**Goal of the exercise**
Answer these questions from the news report on the Volgograd bus bombing:
1. How many people did the blast on the bus kill?
2. On what day are more funerals planned?
3. Who reported to the police that Dmitry Sokolov had disappeared?

**Document segment**
VOLGOGRAD, October 23 (RIA Novosti) – The first funerals for the victims of a bomb blast on a bus near the south Russian city of Volgograd were held Wednesday as Russian officials continued their inquiry into the deadly suicide bombing.

The suspected female suicide bomber, identified as 30-year-old Naida Asiyalova, from Dagestan, blew herself up on the bus Monday, killing six. Some 50 people were also hurt, including 31 later hospitalized.

The funerals of two female victims, born in 1991 and 1993, were held Wednesday, the region’s government said. More funerals are planned for Thursday, it said.

The police are still searching for the bomber’s alleged associate in the attack, named by the authorities as her 21-year-old husband, Dmitry Sokolov, who has been missing for more than a year.

“His parents living in Moscow Region reported to the police that he had disappeared in summer 2012,” Investigative Committee spokesman Vladimir Markin said on Wednesday.

According to his parents, Sokolov went to a mosque and never came back.

Sokolov allegedly met Asiyalova, who lived and worked in Moscow, three years earlier and both were interested in “radical Islam,” Markin said.

Russia has suffered a long-running Islamist insurgency centered on the North Caucasus, especially in Dagestan where attacks on security forces, police and civilians occur regularly, generated by ethnic, religious and political rivalries, as well as poverty and corruption.

The insurgency was also fuelled by the post-Soviet separatist wars in the neighboring republic of Chechnya.

No group has yet claimed responsibility for Monday’s attack.

**Record extracts**
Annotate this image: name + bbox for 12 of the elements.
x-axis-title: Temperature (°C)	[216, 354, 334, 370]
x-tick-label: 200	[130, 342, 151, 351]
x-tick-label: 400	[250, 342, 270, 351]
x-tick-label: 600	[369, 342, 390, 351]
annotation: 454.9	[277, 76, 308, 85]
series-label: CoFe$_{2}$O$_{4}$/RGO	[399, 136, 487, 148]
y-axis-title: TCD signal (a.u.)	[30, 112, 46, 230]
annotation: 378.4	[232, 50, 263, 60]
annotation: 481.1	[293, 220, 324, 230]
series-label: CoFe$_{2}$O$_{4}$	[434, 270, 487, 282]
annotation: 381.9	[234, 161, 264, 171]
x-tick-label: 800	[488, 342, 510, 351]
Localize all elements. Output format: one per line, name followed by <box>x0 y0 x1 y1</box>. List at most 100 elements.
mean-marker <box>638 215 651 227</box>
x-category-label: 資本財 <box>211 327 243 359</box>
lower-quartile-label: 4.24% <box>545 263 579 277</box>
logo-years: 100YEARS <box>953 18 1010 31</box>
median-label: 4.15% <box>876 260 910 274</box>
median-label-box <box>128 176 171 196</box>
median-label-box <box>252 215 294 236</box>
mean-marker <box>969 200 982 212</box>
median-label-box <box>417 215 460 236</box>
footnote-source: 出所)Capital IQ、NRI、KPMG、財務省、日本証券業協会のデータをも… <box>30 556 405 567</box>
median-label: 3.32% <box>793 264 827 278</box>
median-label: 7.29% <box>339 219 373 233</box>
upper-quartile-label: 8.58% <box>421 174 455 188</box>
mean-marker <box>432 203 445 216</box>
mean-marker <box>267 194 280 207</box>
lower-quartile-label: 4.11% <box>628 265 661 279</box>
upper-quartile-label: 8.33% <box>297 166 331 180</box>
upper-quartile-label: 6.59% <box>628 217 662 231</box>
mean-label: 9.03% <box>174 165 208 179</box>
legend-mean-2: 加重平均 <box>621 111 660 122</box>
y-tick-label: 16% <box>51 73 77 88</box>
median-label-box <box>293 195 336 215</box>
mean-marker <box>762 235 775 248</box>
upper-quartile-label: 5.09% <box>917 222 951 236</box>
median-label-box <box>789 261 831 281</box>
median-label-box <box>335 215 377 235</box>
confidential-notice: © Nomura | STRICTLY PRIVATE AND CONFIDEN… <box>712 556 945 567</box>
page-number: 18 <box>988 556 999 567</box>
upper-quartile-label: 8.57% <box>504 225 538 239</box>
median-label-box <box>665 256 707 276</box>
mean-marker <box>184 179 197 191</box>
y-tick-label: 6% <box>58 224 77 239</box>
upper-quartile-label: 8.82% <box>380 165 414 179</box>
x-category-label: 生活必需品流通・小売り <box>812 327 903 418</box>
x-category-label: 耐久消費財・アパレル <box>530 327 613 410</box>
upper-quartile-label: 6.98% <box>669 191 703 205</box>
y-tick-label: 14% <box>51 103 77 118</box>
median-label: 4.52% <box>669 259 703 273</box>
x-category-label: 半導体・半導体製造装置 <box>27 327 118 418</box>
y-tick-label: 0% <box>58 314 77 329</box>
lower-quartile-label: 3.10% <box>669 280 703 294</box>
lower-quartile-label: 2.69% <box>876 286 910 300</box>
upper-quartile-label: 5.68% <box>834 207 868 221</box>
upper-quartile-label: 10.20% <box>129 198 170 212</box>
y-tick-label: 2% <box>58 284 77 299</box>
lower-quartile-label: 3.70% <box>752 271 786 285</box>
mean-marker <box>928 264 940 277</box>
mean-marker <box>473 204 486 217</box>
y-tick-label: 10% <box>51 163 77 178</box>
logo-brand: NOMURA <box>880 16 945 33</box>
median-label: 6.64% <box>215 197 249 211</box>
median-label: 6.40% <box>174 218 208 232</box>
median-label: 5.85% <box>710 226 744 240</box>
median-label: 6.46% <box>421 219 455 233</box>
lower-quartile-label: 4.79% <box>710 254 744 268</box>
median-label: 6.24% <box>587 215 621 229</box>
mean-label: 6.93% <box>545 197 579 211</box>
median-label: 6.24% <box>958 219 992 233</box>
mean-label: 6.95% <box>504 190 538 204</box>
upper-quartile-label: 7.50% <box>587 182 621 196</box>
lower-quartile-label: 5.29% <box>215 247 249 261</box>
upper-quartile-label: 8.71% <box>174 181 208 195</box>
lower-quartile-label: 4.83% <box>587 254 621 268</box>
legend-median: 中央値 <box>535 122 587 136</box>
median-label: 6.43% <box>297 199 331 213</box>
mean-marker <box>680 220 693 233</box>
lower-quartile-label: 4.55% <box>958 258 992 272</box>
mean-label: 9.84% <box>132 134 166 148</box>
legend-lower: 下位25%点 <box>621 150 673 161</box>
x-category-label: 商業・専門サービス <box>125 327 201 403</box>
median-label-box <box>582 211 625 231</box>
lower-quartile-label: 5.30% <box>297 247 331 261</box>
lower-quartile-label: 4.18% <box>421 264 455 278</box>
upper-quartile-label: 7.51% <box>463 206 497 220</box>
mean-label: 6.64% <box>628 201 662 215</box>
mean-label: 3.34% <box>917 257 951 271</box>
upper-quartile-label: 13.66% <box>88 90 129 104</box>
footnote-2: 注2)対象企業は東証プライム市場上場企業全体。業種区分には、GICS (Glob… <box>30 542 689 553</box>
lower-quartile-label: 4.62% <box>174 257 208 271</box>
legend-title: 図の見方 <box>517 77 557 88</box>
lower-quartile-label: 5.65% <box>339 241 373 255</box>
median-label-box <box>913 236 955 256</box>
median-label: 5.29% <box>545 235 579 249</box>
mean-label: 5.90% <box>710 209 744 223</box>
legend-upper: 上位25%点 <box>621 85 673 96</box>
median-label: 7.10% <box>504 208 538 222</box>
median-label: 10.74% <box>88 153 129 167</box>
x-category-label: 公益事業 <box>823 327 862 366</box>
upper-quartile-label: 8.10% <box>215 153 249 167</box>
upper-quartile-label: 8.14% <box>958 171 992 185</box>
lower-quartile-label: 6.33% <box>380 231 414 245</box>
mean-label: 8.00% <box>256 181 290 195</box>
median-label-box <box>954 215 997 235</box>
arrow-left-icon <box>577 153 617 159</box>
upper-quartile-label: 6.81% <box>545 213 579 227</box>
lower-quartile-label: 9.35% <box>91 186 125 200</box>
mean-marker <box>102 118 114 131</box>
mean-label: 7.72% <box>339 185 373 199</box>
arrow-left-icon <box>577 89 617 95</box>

**Answer to this exercise**
1. Six people.
2. Thursday.
3. His parents living in Moscow Region.